Inghram v. Union Stock Yards Co. of Omaha

Decision Date28 October 1933
Docket NumberNo. 1283.,1283.
PartiesINGHRAM v. UNION STOCK YARDS CO. OF OMAHA, Limited, et al.
CourtU.S. District Court — District of Nebraska

E. D. O'Sullivan, of Omaha, Neb., for plaintiff.

Brown, Fitch & West, of Omaha, Neb., for defendant Union Stock Yards Co.

Charles E. Sandall, U. S. Atty., and Ambrose C. Epperson, Asst. U. S. Atty., both of Omaha, Neb., for defendant Secretary of Agriculture.

Before GARDNER and WOODROUGH, Circuit Judges, and DONOHOE, District Judge.

GARDNER, Circuit Judge.

This is a suit in equity brought pursuant to section 316 of the Packers and Stockyards Act of 1921 (7 USCA § 217), in which the plaintiff, a market agency dealing in live stock, seeks to enjoin the Union Stock Yards Company of Omaha (Limited), a corporation, the United States of America, and the Secretary of Agriculture, from enforcing certain charges for the service of reweighing live stock sold and delivered at the yards of the Stock Yards Company, and to enjoin and restrain that company from collecting a judgment obtained by it against plaintiff for similar charges exacted by the Stock Yards Company, which judgment was affirmed by the Circuit Court of Appeals of the Eighth Circuit on appeal taken by the plaintiff. Inghram v. Union Stock Yards Co. of Omaha, 64 F.(2d) 390.

The defendant Union Stock Yards Company has filed its separate motion to dismiss the suit on three grounds: (1) Insufficiency of the allegations of the bill of complaint as a basis for the relief asked; (2) plaintiff has an adequate remedy at law; (3) this court is without jurisdiction of the subject-matter. The defendants United States of America and the Secretary of Agriculture have also filed motion to dismiss on the grounds: (1) That the court is without jurisdiction of the subject-matter; (2) the allegations of the bill of complaint are insufficient to justify the relief sought.

The facts admitted by these motions may be summarized as follows: The plaintiff is a market agency registered with the Secretary of Agriculture, dealing in live stock, as defined in the Packers and Stockyards Act (section 301 (d), Act Aug. 15, 1921, c. 64, 42 Stat. 163, section 201, U. S. Code title 7 7 USCA § 201), and is engaged in buying and selling live stock in the commission division of the defendant Union Stock Yards Company of Omaha, Neb. The defendant Union Stock Yards Company of Omaha (Limited) has its principal office and place of business at Omaha, Neb., where it owns, maintains, and operates a stockyards designated as a public stockyards by the Secretary of Agriculture under the Packers and Stockyards Act (42 Stat. 159, U. S. Code title 7, §§ 181-229 7 USCA §§ 181-229).

**Challenge 1**
Transcribe the listing line for line, omitting the picture.

**Raw records**
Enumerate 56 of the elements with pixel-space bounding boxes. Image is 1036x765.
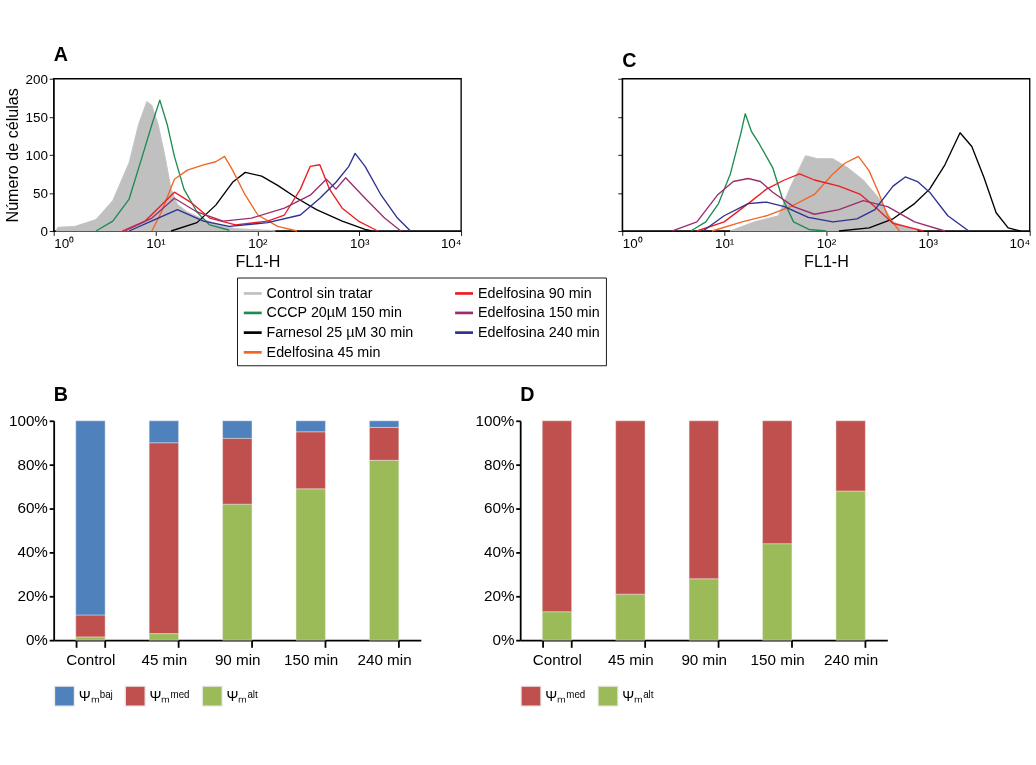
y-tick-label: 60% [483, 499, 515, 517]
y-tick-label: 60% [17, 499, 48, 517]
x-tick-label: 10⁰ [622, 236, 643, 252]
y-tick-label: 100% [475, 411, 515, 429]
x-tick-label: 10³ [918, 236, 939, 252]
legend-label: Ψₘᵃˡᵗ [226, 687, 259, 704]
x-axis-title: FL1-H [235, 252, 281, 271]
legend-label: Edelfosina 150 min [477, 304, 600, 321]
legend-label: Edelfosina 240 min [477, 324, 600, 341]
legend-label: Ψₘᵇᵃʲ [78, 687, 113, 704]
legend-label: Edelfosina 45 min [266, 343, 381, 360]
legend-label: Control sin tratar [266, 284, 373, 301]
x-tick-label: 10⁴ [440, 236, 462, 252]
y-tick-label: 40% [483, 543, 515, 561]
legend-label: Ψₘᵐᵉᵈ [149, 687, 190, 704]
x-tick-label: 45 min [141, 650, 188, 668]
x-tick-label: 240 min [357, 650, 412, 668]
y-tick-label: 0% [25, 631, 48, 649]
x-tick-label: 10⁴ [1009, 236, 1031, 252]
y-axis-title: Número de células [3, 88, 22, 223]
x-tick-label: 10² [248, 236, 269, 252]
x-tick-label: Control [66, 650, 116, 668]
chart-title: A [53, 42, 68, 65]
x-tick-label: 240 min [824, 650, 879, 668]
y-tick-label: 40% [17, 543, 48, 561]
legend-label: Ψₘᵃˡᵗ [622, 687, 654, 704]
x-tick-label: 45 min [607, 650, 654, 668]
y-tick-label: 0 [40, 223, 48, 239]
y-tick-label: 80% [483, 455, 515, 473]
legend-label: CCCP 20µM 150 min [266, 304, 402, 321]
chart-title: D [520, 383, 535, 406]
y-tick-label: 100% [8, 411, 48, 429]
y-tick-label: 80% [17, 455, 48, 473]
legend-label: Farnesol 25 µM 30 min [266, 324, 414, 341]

**Challenge 2**
Write the next part of the Inghram v. Union Stock Yards court opinion, picking up after its final sentence.

**Written answer 1**
Enumerate 56 of the elements with pixel-space bounding boxes. Image is 1036x765.
y-tick-label: 60% [483, 499, 515, 517]
y-tick-label: 60% [17, 499, 48, 517]
x-tick-label: 10⁰ [622, 236, 643, 252]
y-tick-label: 100% [475, 411, 515, 429]
x-tick-label: 10³ [918, 236, 939, 252]
legend-label: Ψₘᵃˡᵗ [226, 687, 259, 704]
x-axis-title: FL1-H [235, 252, 281, 271]
legend-label: Edelfosina 150 min [477, 304, 600, 321]
legend-label: Edelfosina 240 min [477, 324, 600, 341]
legend-label: Ψₘᵇᵃʲ [78, 687, 113, 704]
legend-label: Edelfosina 45 min [266, 343, 381, 360]
legend-label: Control sin tratar [266, 284, 373, 301]
x-tick-label: 10⁴ [440, 236, 462, 252]
y-tick-label: 40% [483, 543, 515, 561]
legend-label: Ψₘᵐᵉᵈ [149, 687, 190, 704]
x-tick-label: 45 min [141, 650, 188, 668]
x-tick-label: 240 min [357, 650, 412, 668]
y-tick-label: 0% [25, 631, 48, 649]
x-tick-label: 10⁴ [1009, 236, 1031, 252]
y-axis-title: Número de células [3, 88, 22, 223]
x-tick-label: 10² [248, 236, 269, 252]
x-tick-label: Control [66, 650, 116, 668]
chart-title: A [53, 42, 68, 65]
x-tick-label: 240 min [824, 650, 879, 668]
y-tick-label: 40% [17, 543, 48, 561]
legend-label: Ψₘᵃˡᵗ [622, 687, 654, 704]
x-tick-label: 45 min [607, 650, 654, 668]
y-tick-label: 0 [40, 223, 48, 239]
y-tick-label: 80% [483, 455, 515, 473]
legend-label: CCCP 20µM 150 min [266, 304, 402, 321]
chart-title: D [520, 383, 535, 406]
y-tick-label: 100% [8, 411, 48, 429]
y-tick-label: 80% [17, 455, 48, 473]
legend-label: Farnesol 25 µM 30 min [266, 324, 414, 341]

**Written answer 2**
At the time the defendant Union Stock Yards Company was opened as a public market by the Secretary of Agriculture, it filed its tariff of rates and charges for its services as required by the act. This tariff contained, among other provisions, a charge of one-half of the regular yardage charge on all live stock planted and resold in the commission division. This yardage charge was, on the Secretary's own motion, investigated for the purpose of determining whether it was just, reasonable, and nondiscriminatory. As a result of such investigation the Secretary determined, by his order of June 22, 1923, that the charge was discriminatory, and by an order directed the Stock Yards Company to cease and desist from collecting same. This order did not prescribe rates which would be nondiscriminatory, and was silent as to the method which the Stock Yards Company might use in removing the discrimination.

Following the issuance of this order, the Stock Yards Company filed a tariff effective August 1, 1923, in the nature of an amendment, which substituted for the half-yardage charge certain charges for the reweighing of live stock, except live stock going to the country. This provision was then carried into subsequent schedules filed by the Stock Yards Company. Among these schedules was supplement No. 2 to schedule No. 2, which contained the following exception: "Except on live stock going to the country, no re-weigh charge will be made." Schedule No. 3 became effective May 10, 1928, and schedule No. 4 became effective September 10, 1931. All these subsequent schedules contained yardage charges and also charges for reweighing, and contained the same exception as embraced in supplement No. 2 to schedule No. 2 above noted.

Plaintiff in this suit filed with the Secretary of Agriculture complaint against the so-called reweigh charge, and this complaint, on hearing by the Secretary of Agriculture, was on August 29, 1928, dismissed, the Secretary holding that the reweigh was not unlawfully discriminatory. The plaintiff herein, however, refused to pay such charges, and as a result the Stock Yards Company brought suit in this court and obtained a judgment against it. This judgment was affirmed by the Circuit Court of Appeals in Inghram v. Union Stock Yards Co., 64 F.(2d) 390. This judgment remains unpaid, and the Stock Yards Company threatens to levy execution against plaintiff's property to satisfy it, and other charges against plaintiff have accumulated, amounting in all to $875.83, and further action to collect same is threatened by the Stock Yards Company.

It is alleged in the bill of complaint that: "Your petitioner believes that said schedules of re-weigh charges aforementioned and the order of said C. F. Marvin are illegal, null and void in that they are not based upon any legal or proper schedule of charges which said Union Stock Yards Company could lawfully make and that the pretended schedules of charges which are sought to be enforced in this instance by said Union Stock Yards Company is discriminatory, null and void for the following reasons and each of them:"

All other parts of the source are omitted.